> _Collected data entries_
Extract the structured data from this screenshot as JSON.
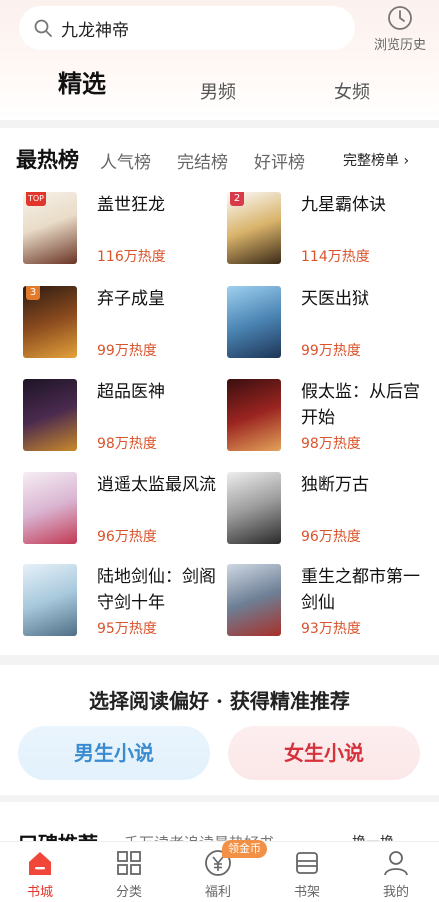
{
  "search": {
    "query": "九龙神帝"
  },
  "history": {
    "label": "浏览历史"
  },
  "tabs": [
    {
      "label": "精选",
      "active": true
    },
    {
      "label": "男频",
      "active": false
    },
    {
      "label": "女频",
      "active": false
    }
  ],
  "ranking": {
    "title": "最热榜",
    "tabs": [
      "人气榜",
      "完结榜",
      "好评榜"
    ],
    "more_label": "完整榜单 ›",
    "books": [
      {
        "title": "盖世狂龙",
        "heat": "116万热度",
        "rank_badge": "TOP"
      },
      {
        "title": "九星霸体诀",
        "heat": "114万热度",
        "rank_badge": "2"
      },
      {
        "title": "弃子成皇",
        "heat": "99万热度",
        "rank_badge": "3"
      },
      {
        "title": "天医出狱",
        "heat": "99万热度",
        "rank_badge": ""
      },
      {
        "title": "超品医神",
        "heat": "98万热度",
        "rank_badge": ""
      },
      {
        "title": "假太监：从后宫开始",
        "heat": "98万热度",
        "rank_badge": ""
      },
      {
        "title": "逍遥太监最风流",
        "heat": "96万热度",
        "rank_badge": ""
      },
      {
        "title": "独断万古",
        "heat": "96万热度",
        "rank_badge": ""
      },
      {
        "title": "陆地剑仙：剑阁守剑十年",
        "heat": "95万热度",
        "rank_badge": ""
      },
      {
        "title": "重生之都市第一剑仙",
        "heat": "93万热度",
        "rank_badge": ""
      }
    ]
  },
  "preference": {
    "title": "选择阅读偏好 · 获得精准推荐",
    "male_label": "男生小说",
    "female_label": "女生小说"
  },
  "next_section": {
    "title": "口碑推荐",
    "subtitle": "千万读者追读最热好书",
    "refresh_label": "换一换"
  },
  "nav": {
    "items": [
      {
        "label": "书城",
        "icon": "home-icon",
        "active": true
      },
      {
        "label": "分类",
        "icon": "grid-icon",
        "active": false
      },
      {
        "label": "福利",
        "icon": "coin-icon",
        "active": false
      },
      {
        "label": "书架",
        "icon": "bookshelf-icon",
        "active": false
      },
      {
        "label": "我的",
        "icon": "profile-icon",
        "active": false
      }
    ],
    "coin_badge": "领金币"
  },
  "colors": {
    "accent": "#e2362c",
    "heat": "#d9532b",
    "male": "#3a8bd0",
    "female": "#d6323b"
  }
}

> _What is required_
Quote the material exactly. Pictures stay out.

> _Reply_
Extract the structured data from this screenshot as JSON.
{
  "search": {
    "query": "九龙神帝"
  },
  "history": {
    "label": "浏览历史"
  },
  "tabs": [
    {
      "label": "精选",
      "active": true
    },
    {
      "label": "男频",
      "active": false
    },
    {
      "label": "女频",
      "active": false
    }
  ],
  "ranking": {
    "title": "最热榜",
    "tabs": [
      "人气榜",
      "完结榜",
      "好评榜"
    ],
    "more_label": "完整榜单 ›",
    "books": [
      {
        "title": "盖世狂龙",
        "heat": "116万热度",
        "rank_badge": "TOP"
      },
      {
        "title": "九星霸体诀",
        "heat": "114万热度",
        "rank_badge": "2"
      },
      {
        "title": "弃子成皇",
        "heat": "99万热度",
        "rank_badge": "3"
      },
      {
        "title": "天医出狱",
        "heat": "99万热度",
        "rank_badge": ""
      },
      {
        "title": "超品医神",
        "heat": "98万热度",
        "rank_badge": ""
      },
      {
        "title": "假太监：从后宫开始",
        "heat": "98万热度",
        "rank_badge": ""
      },
      {
        "title": "逍遥太监最风流",
        "heat": "96万热度",
        "rank_badge": ""
      },
      {
        "title": "独断万古",
        "heat": "96万热度",
        "rank_badge": ""
      },
      {
        "title": "陆地剑仙：剑阁守剑十年",
        "heat": "95万热度",
        "rank_badge": ""
      },
      {
        "title": "重生之都市第一剑仙",
        "heat": "93万热度",
        "rank_badge": ""
      }
    ]
  },
  "preference": {
    "title": "选择阅读偏好 · 获得精准推荐",
    "male_label": "男生小说",
    "female_label": "女生小说"
  },
  "next_section": {
    "title": "口碑推荐",
    "subtitle": "千万读者追读最热好书",
    "refresh_label": "换一换"
  },
  "nav": {
    "items": [
      {
        "label": "书城",
        "icon": "home-icon",
        "active": true
      },
      {
        "label": "分类",
        "icon": "grid-icon",
        "active": false
      },
      {
        "label": "福利",
        "icon": "coin-icon",
        "active": false
      },
      {
        "label": "书架",
        "icon": "bookshelf-icon",
        "active": false
      },
      {
        "label": "我的",
        "icon": "profile-icon",
        "active": false
      }
    ],
    "coin_badge": "领金币"
  },
  "colors": {
    "accent": "#e2362c",
    "heat": "#d9532b",
    "male": "#3a8bd0",
    "female": "#d6323b"
  }
}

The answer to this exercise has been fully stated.